Entries shown:
# # #
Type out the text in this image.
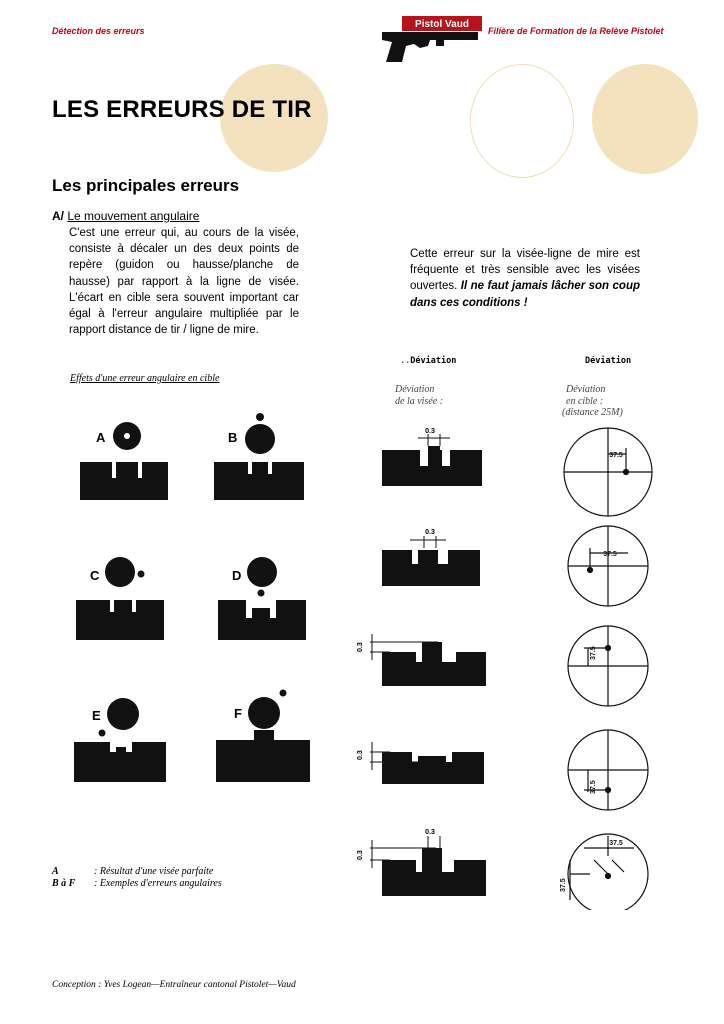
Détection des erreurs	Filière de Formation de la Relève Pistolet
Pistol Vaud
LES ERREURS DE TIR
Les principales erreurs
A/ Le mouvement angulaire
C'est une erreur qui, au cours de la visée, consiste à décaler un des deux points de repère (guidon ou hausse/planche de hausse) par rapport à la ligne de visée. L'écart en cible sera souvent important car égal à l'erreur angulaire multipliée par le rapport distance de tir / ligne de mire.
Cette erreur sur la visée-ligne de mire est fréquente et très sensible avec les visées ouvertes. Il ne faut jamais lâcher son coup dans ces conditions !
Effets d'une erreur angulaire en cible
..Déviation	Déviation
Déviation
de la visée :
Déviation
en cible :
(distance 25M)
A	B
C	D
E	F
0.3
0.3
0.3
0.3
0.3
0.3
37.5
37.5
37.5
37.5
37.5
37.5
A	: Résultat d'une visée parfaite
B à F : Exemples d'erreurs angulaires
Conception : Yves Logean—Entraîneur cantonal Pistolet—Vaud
# # #
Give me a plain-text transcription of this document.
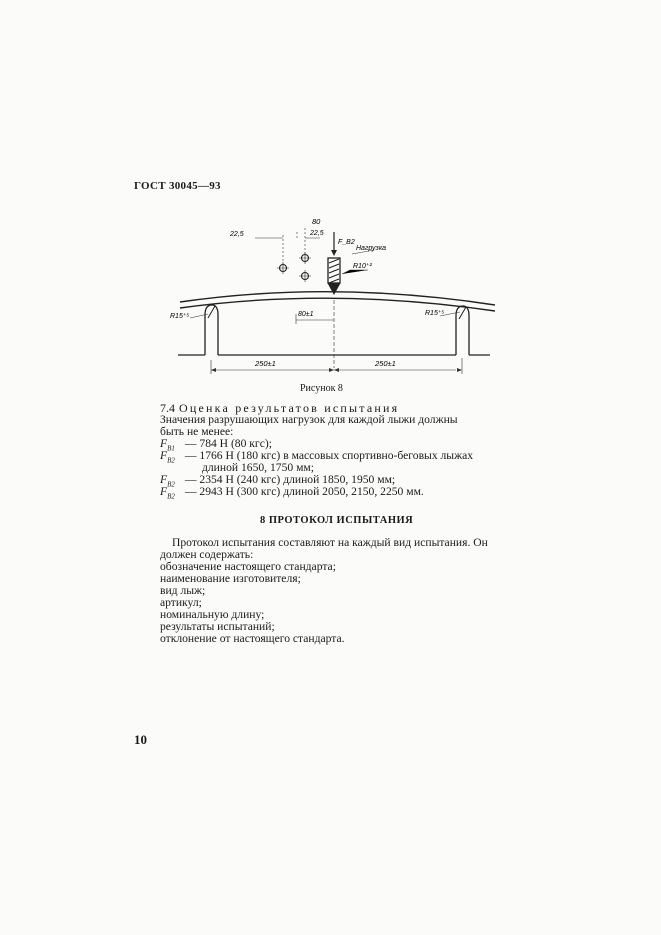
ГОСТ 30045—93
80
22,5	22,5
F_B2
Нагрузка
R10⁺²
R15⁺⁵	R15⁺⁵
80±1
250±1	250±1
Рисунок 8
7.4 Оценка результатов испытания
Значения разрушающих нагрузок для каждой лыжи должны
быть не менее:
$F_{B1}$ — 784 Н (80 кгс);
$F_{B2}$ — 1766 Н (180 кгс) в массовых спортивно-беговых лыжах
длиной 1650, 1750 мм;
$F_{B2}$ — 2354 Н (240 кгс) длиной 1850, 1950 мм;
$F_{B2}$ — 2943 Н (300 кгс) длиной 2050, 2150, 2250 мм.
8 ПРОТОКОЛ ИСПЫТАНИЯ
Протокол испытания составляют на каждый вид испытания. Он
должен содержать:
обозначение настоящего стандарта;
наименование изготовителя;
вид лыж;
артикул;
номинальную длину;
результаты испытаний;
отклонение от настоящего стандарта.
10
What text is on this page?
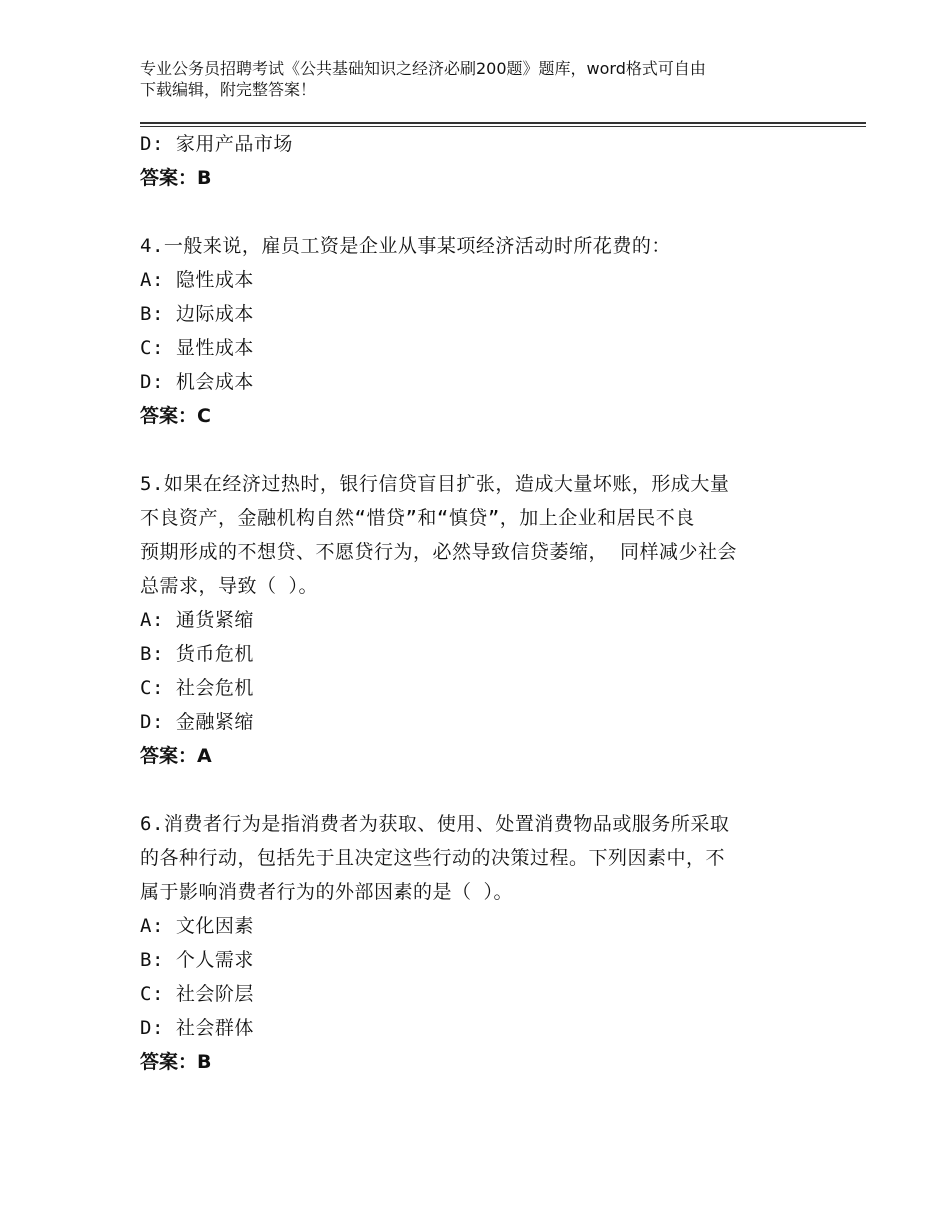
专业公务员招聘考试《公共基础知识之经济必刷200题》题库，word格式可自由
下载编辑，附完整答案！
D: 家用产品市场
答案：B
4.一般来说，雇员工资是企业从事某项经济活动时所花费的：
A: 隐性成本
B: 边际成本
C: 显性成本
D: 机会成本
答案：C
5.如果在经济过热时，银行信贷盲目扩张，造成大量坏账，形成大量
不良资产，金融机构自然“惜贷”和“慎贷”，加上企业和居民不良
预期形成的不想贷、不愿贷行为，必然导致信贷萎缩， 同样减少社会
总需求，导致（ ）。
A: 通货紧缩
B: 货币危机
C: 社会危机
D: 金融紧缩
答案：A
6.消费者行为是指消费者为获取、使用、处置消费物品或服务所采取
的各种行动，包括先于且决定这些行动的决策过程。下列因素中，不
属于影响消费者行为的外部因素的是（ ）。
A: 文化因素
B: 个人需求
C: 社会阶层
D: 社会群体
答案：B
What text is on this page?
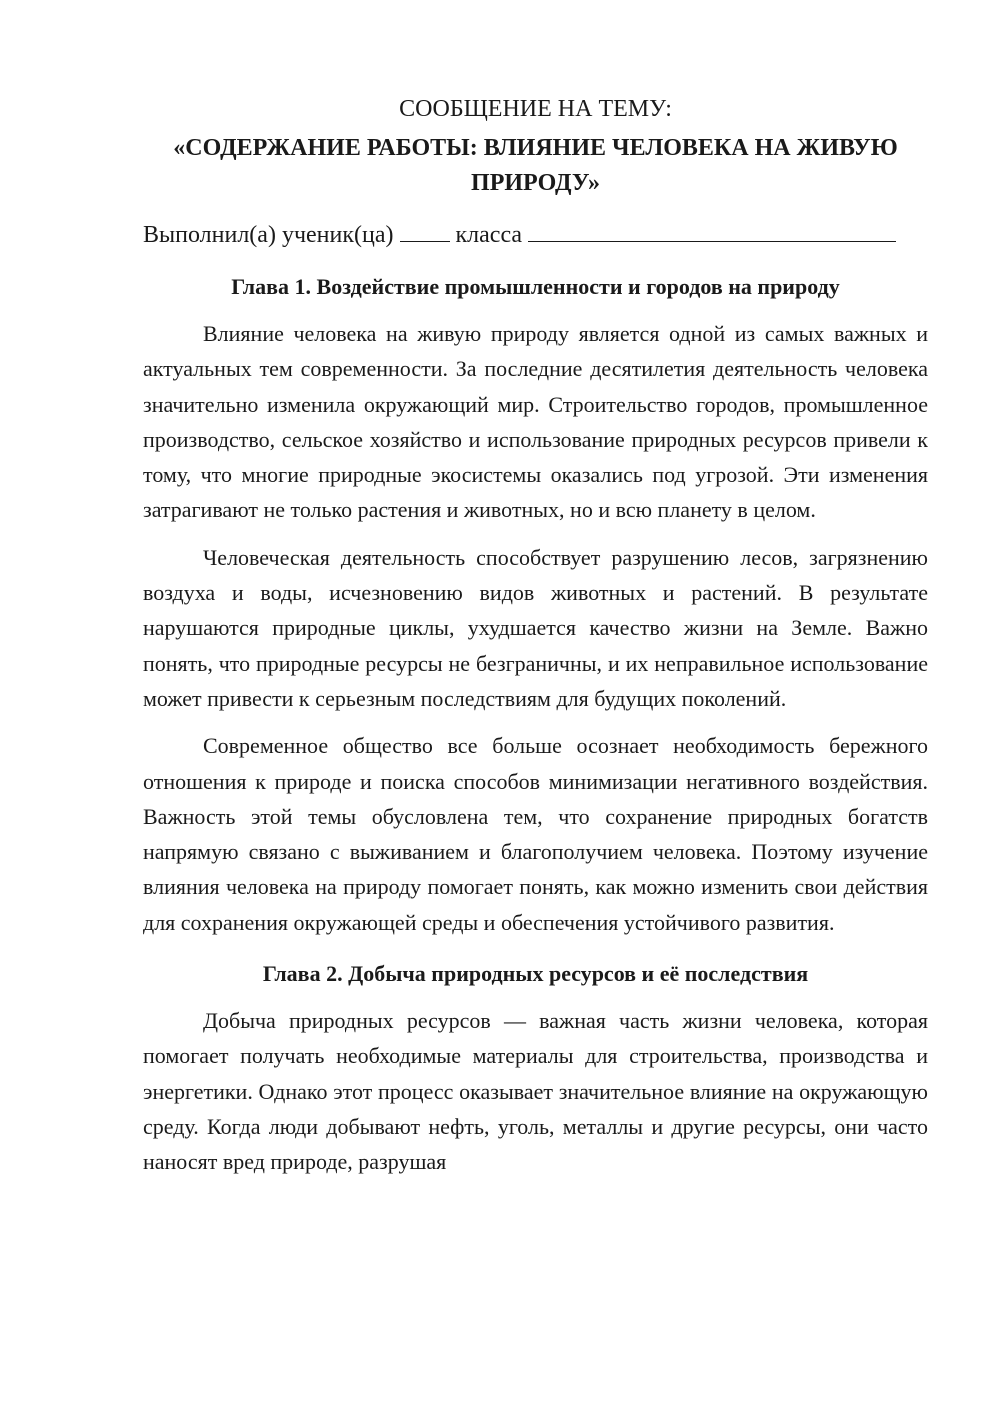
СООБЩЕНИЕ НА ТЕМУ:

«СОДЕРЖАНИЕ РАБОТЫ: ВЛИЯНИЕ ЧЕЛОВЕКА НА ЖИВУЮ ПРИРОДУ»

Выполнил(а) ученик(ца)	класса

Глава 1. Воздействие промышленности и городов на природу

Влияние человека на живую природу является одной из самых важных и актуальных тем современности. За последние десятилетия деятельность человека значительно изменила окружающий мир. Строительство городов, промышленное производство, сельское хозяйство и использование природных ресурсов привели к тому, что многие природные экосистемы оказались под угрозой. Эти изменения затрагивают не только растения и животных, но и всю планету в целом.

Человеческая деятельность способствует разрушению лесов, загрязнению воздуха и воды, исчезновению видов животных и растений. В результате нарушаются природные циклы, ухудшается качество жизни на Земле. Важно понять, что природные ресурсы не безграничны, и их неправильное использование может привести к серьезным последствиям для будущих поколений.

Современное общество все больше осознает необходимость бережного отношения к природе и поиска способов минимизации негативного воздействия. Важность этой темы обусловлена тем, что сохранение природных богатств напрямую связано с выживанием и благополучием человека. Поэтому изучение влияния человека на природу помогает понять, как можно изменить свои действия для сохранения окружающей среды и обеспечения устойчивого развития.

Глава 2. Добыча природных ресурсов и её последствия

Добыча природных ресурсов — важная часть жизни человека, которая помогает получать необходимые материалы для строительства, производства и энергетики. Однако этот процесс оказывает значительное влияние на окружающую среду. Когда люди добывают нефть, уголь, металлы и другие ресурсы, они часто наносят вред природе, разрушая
# # #
Given request: Tally up the lines holding the string "cible" in this listing, and report the total alone.

Answer to this problem: 3